WHAT IS NEEDED: Which lines in the data below contain the word "oxygen"? Return each of those lines in full.
________________________
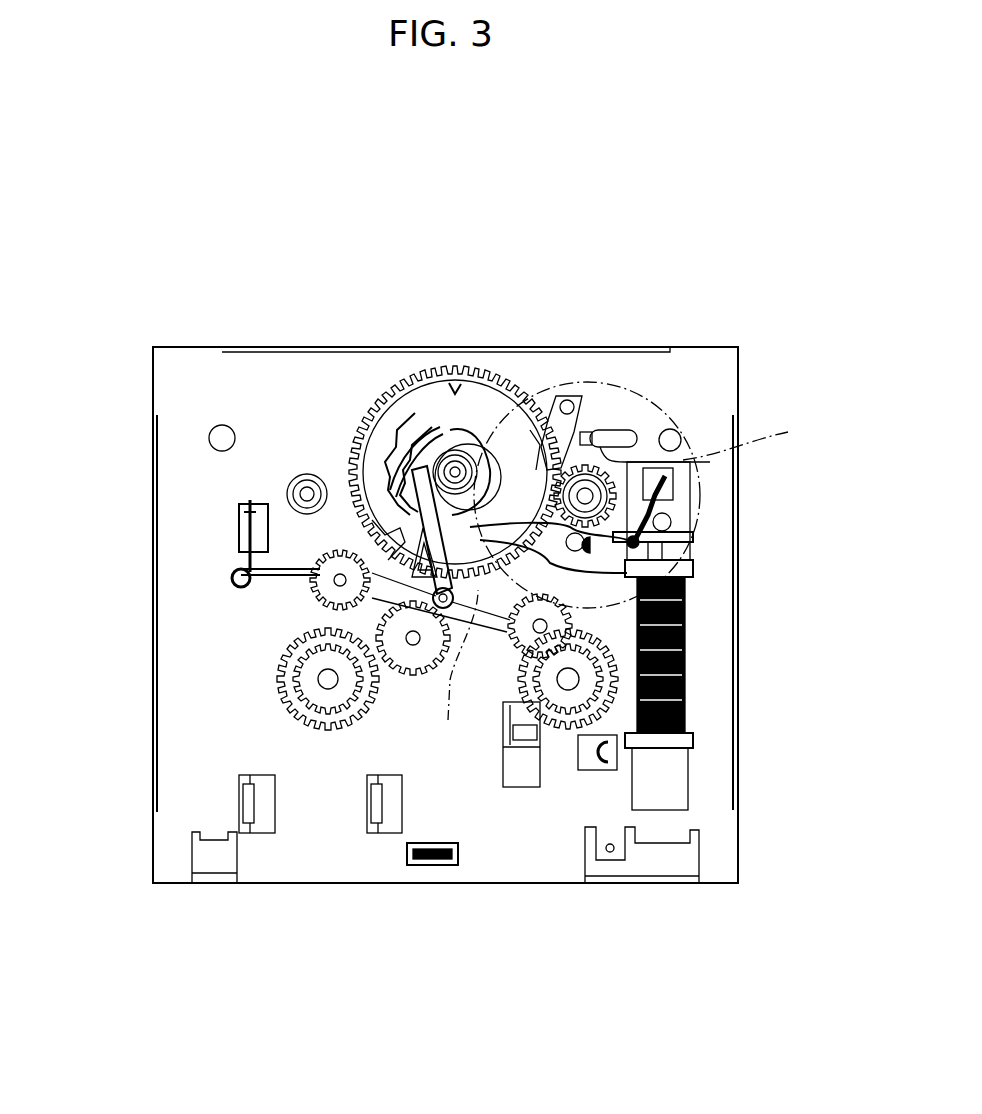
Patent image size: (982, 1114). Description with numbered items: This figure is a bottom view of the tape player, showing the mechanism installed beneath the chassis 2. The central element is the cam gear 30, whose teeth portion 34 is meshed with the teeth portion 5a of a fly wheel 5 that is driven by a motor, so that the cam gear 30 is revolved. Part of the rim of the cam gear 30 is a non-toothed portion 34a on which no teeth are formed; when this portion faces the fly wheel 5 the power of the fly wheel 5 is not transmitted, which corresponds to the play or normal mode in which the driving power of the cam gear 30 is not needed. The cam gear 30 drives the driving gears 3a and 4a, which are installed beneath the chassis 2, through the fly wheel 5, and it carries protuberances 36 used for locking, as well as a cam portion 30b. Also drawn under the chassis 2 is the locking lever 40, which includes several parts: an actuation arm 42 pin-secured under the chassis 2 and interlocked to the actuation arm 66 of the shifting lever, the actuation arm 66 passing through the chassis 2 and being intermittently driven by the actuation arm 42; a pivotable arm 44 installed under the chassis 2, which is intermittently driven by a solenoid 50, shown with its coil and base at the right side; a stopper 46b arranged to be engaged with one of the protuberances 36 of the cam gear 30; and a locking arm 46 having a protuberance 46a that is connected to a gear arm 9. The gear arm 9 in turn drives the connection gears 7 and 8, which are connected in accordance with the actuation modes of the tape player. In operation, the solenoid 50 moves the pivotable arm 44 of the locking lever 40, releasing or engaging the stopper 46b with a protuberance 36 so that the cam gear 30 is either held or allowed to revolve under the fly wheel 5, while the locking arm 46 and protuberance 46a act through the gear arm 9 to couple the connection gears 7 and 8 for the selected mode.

The chassis 2 is at (312, 868).
The driving gear 3a is at (565, 700).
The driving gear 4a is at (283, 690).
The fly wheel 5 is at (700, 505).
The teeth portion 5a is at (764, 437).
The connection gear 7 is at (317, 597).
The connection gear 8 is at (687, 647).
The gear arm 9 is at (317, 480).
The cam gear 30 is at (452, 372).
The cam portion 30b is at (365, 410).
The teeth portion 34 is at (392, 405).
The non-toothed portion 34a is at (458, 388).
The protuberance 36 is at (540, 403).
The locking lever 40 is at (687, 570).
The actuation arm 42 is at (608, 432).
The pivotable arm 44 is at (697, 533).
The locking arm 46 is at (513, 573).
The protuberance 46a is at (483, 458).
The stopper 46b is at (451, 678).
The solenoid 50 is at (687, 710).
The actuation arm 66 is at (610, 428).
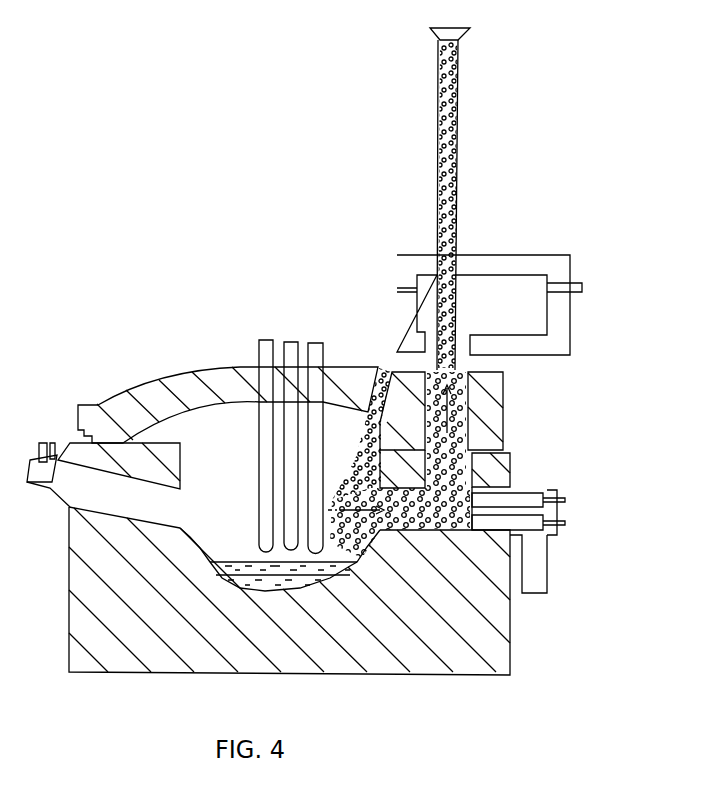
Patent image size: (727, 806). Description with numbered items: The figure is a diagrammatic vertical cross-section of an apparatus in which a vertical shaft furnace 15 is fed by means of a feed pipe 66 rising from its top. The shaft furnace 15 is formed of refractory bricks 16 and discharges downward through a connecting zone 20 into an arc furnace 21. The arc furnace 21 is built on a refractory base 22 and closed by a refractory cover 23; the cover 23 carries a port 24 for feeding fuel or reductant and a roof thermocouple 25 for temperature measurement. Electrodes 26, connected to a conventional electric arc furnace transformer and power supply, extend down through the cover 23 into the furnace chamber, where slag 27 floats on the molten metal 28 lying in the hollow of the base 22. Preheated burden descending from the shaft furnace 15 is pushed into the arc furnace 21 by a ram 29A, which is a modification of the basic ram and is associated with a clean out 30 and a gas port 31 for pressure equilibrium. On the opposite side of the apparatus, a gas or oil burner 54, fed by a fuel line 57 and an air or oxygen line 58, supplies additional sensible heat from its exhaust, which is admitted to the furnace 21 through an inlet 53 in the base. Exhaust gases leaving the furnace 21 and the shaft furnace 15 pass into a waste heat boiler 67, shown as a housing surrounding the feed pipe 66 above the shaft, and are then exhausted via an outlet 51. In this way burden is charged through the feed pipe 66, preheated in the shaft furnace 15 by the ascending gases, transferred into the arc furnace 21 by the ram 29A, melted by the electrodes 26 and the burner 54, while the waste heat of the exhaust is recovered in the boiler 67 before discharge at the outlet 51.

The feed pipe 66 is at (456, 165).
The waste heat boiler 67 is at (490, 283).
The outlet 51 is at (576, 290).
The refractory bricks 16 is at (497, 397).
The vertical shaft furnace 15 is at (460, 442).
The connecting zone 20 is at (408, 512).
The port 24 is at (377, 387).
The refractory cover 23 is at (200, 378).
The roof thermocouple 25 is at (156, 427).
The electrodes 26 is at (273, 343).
The gas or oil burner 54 is at (33, 480).
The fuel line 57 is at (42, 443).
The air or oxygen line 58 is at (56, 450).
The refractory base 22 is at (356, 672).
The inlet 53 is at (125, 513).
The arc furnace 21 is at (192, 532).
The slag 27 is at (221, 570).
The lower melt layer 28 is at (262, 585).
The ram 29A is at (548, 481).
The gas port 31 is at (557, 553).
The clean out 30 is at (535, 588).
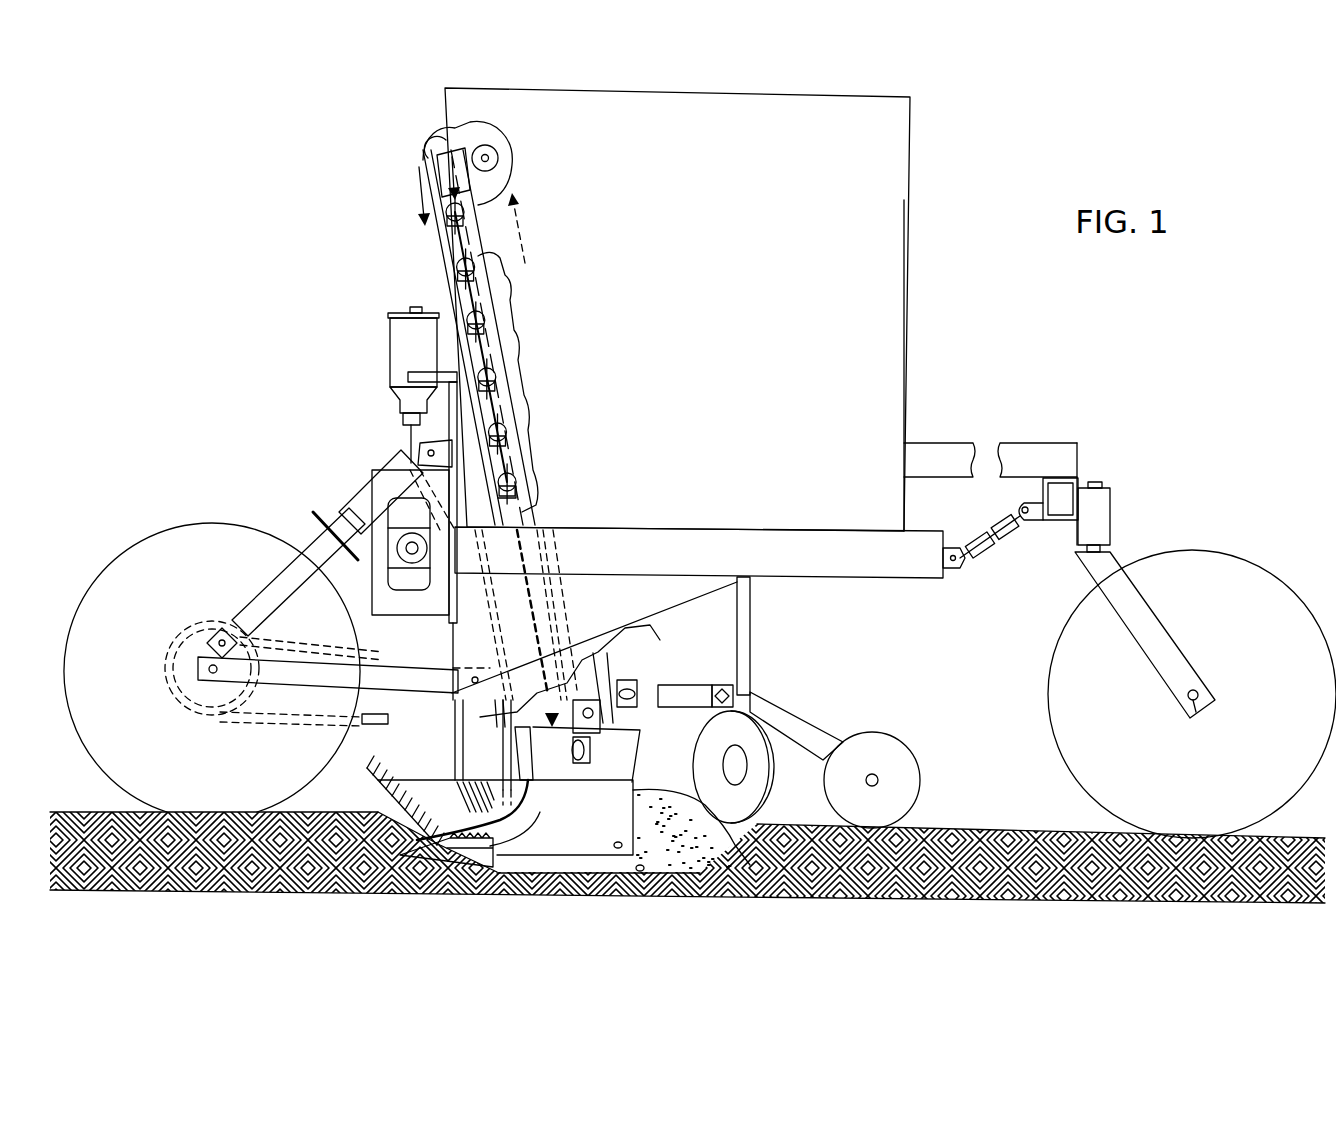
________________________
RESULT OF THIS EXERCISE:
Patent image size: (727, 806). Description with numbered items: The figure is a diagrammatic vertical cross-section of an apparatus in which a vertical shaft furnace 15 is fed by means of a feed pipe 66 rising from its top. The shaft furnace 15 is formed of refractory bricks 16 and discharges downward through a connecting zone 20 into an arc furnace 21. The arc furnace 21 is built on a refractory base 22 and closed by a refractory cover 23; the cover 23 carries a port 24 for feeding fuel or reductant and a roof thermocouple 25 for temperature measurement. Electrodes 26, connected to a conventional electric arc furnace transformer and power supply, extend down through the cover 23 into the furnace chamber, where slag 27 floats on the molten metal 28 lying in the hollow of the base 22. Preheated burden descending from the shaft furnace 15 is pushed into the arc furnace 21 by a ram 29A, which is a modification of the basic ram and is associated with a clean out 30 and a gas port 31 for pressure equilibrium. On the opposite side of the apparatus, a gas or oil burner 54, fed by a fuel line 57 and an air or oxygen line 58, supplies additional sensible heat from its exhaust, which is admitted to the furnace 21 through an inlet 53 in the base. Exhaust gases leaving the furnace 21 and the shaft furnace 15 pass into a waste heat boiler 67, shown as a housing surrounding the feed pipe 66 above the shaft, and are then exhausted via an outlet 51. In this way burden is charged through the feed pipe 66, preheated in the shaft furnace 15 by the ascending gases, transferred into the arc furnace 21 by the ram 29A, melted by the electrodes 26 and the burner 54, while the waste heat of the exhaust is recovered in the boiler 67 before discharge at the outlet 51.
The air or oxygen line 58 is at (56, 450).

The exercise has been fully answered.